Dataset records on visual material
* * * * *

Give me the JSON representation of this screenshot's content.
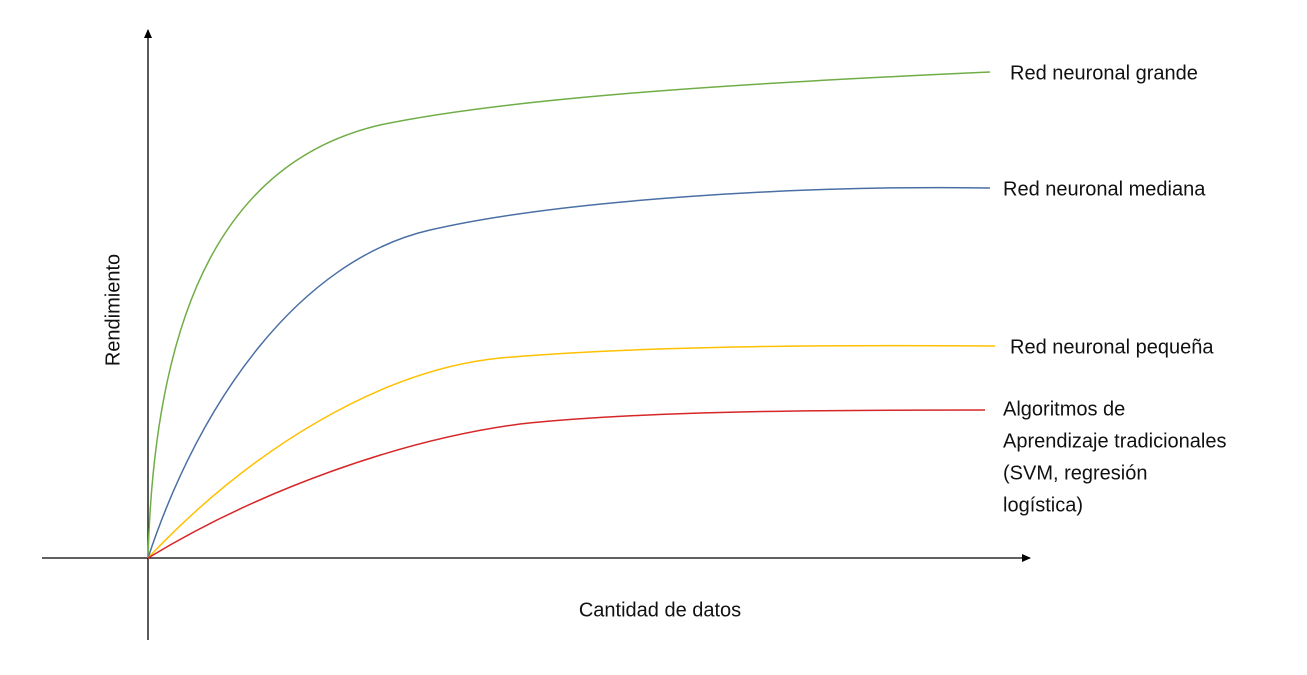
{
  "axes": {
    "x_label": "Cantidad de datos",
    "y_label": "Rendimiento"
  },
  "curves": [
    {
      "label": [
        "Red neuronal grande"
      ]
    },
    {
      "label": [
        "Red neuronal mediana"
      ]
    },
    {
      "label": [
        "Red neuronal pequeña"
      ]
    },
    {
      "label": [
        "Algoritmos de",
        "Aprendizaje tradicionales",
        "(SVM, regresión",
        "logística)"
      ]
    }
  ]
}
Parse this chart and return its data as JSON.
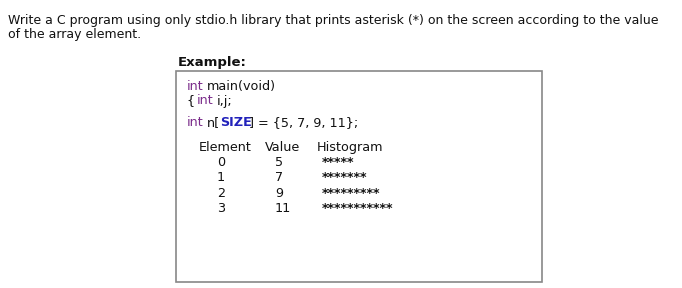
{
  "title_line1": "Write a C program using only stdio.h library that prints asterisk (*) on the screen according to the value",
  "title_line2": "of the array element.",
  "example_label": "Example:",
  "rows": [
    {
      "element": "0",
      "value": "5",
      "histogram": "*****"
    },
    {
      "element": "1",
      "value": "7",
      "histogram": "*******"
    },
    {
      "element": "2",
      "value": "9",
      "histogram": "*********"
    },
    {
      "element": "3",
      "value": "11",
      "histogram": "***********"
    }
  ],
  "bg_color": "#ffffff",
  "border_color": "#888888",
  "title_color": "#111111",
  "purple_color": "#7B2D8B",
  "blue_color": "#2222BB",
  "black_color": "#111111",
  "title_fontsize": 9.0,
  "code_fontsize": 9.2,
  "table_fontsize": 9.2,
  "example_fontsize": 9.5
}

* * * * *

Your instructions:
Set down the records in full and exactly. Do not carry over any image.

Output for this exercise:
Give me the JSON representation of this screenshot's content.
{
  "axes": {
    "x_label": "Cantidad de datos",
    "y_label": "Rendimiento"
  },
  "curves": [
    {
      "label": [
        "Red neuronal grande"
      ]
    },
    {
      "label": [
        "Red neuronal mediana"
      ]
    },
    {
      "label": [
        "Red neuronal pequeña"
      ]
    },
    {
      "label": [
        "Algoritmos de",
        "Aprendizaje tradicionales",
        "(SVM, regresión",
        "logística)"
      ]
    }
  ]
}
Parse this chart and return its data as JSON.
{
  "title_line1": "Write a C program using only stdio.h library that prints asterisk (*) on the screen according to the value",
  "title_line2": "of the array element.",
  "example_label": "Example:",
  "rows": [
    {
      "element": "0",
      "value": "5",
      "histogram": "*****"
    },
    {
      "element": "1",
      "value": "7",
      "histogram": "*******"
    },
    {
      "element": "2",
      "value": "9",
      "histogram": "*********"
    },
    {
      "element": "3",
      "value": "11",
      "histogram": "***********"
    }
  ],
  "bg_color": "#ffffff",
  "border_color": "#888888",
  "title_color": "#111111",
  "purple_color": "#7B2D8B",
  "blue_color": "#2222BB",
  "black_color": "#111111",
  "title_fontsize": 9.0,
  "code_fontsize": 9.2,
  "table_fontsize": 9.2,
  "example_fontsize": 9.5
}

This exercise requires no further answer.